▸ Data entries:
>>>
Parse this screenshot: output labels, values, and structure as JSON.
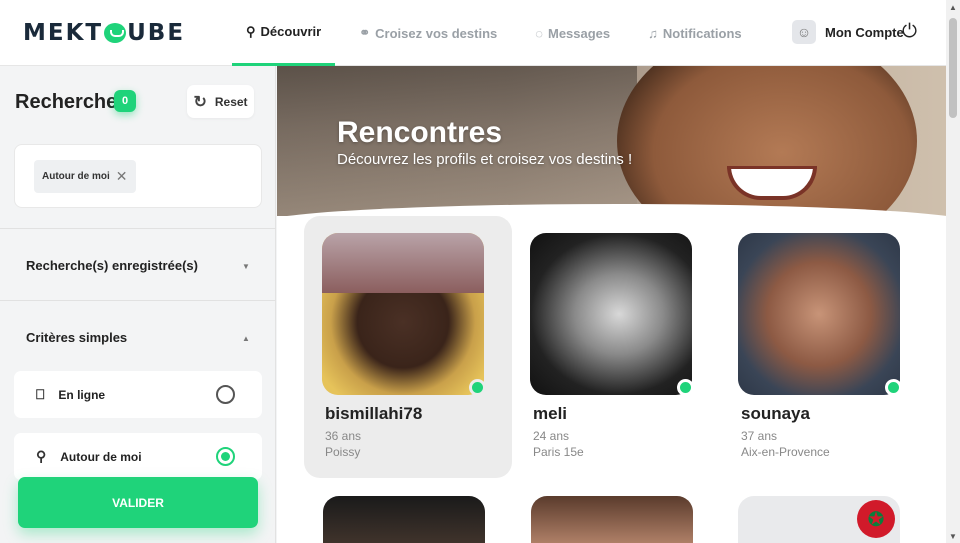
{
  "brand": {
    "logo": "MEKTOUBE",
    "accent": "#1fd37a"
  },
  "nav": {
    "items": [
      {
        "label": "Découvrir",
        "icon": "search-icon",
        "active": true
      },
      {
        "label": "Croisez vos destins",
        "icon": "crossed-paths-icon",
        "active": false
      },
      {
        "label": "Messages",
        "icon": "chat-icon",
        "active": false
      },
      {
        "label": "Notifications",
        "icon": "bell-icon",
        "active": false
      }
    ],
    "account_label": "Mon Compte"
  },
  "sidebar": {
    "title": "Rechercher",
    "badge_count": "0",
    "reset_label": "Reset",
    "active_filter_chip": "Autour de moi",
    "saved_searches_label": "Recherche(s) enregistrée(s)",
    "simple_criteria_label": "Critères simples",
    "options": [
      {
        "label": "En ligne",
        "icon": "online-device-icon",
        "selected": false
      },
      {
        "label": "Autour de moi",
        "icon": "location-pin-icon",
        "selected": true
      }
    ],
    "submit_label": "VALIDER"
  },
  "hero": {
    "title": "Rencontres",
    "subtitle": "Découvrez les profils et croisez vos destins !"
  },
  "profiles": [
    {
      "name": "bismillahi78",
      "age": "36 ans",
      "city": "Poissy",
      "online": true
    },
    {
      "name": "meli",
      "age": "24 ans",
      "city": "Paris 15e",
      "online": true
    },
    {
      "name": "sounaya",
      "age": "37 ans",
      "city": "Aix-en-Provence",
      "online": true
    }
  ]
}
<<<
Can the entries above be repeated exactly, without their pictures?

▸ Exercise solution:
Parse this screenshot: output labels, values, and structure as JSON.
{
  "brand": {
    "logo": "MEKTOUBE",
    "accent": "#1fd37a"
  },
  "nav": {
    "items": [
      {
        "label": "Découvrir",
        "icon": "search-icon",
        "active": true
      },
      {
        "label": "Croisez vos destins",
        "icon": "crossed-paths-icon",
        "active": false
      },
      {
        "label": "Messages",
        "icon": "chat-icon",
        "active": false
      },
      {
        "label": "Notifications",
        "icon": "bell-icon",
        "active": false
      }
    ],
    "account_label": "Mon Compte"
  },
  "sidebar": {
    "title": "Rechercher",
    "badge_count": "0",
    "reset_label": "Reset",
    "active_filter_chip": "Autour de moi",
    "saved_searches_label": "Recherche(s) enregistrée(s)",
    "simple_criteria_label": "Critères simples",
    "options": [
      {
        "label": "En ligne",
        "icon": "online-device-icon",
        "selected": false
      },
      {
        "label": "Autour de moi",
        "icon": "location-pin-icon",
        "selected": true
      }
    ],
    "submit_label": "VALIDER"
  },
  "hero": {
    "title": "Rencontres",
    "subtitle": "Découvrez les profils et croisez vos destins !"
  },
  "profiles": [
    {
      "name": "bismillahi78",
      "age": "36 ans",
      "city": "Poissy",
      "online": true
    },
    {
      "name": "meli",
      "age": "24 ans",
      "city": "Paris 15e",
      "online": true
    },
    {
      "name": "sounaya",
      "age": "37 ans",
      "city": "Aix-en-Provence",
      "online": true
    }
  ]
}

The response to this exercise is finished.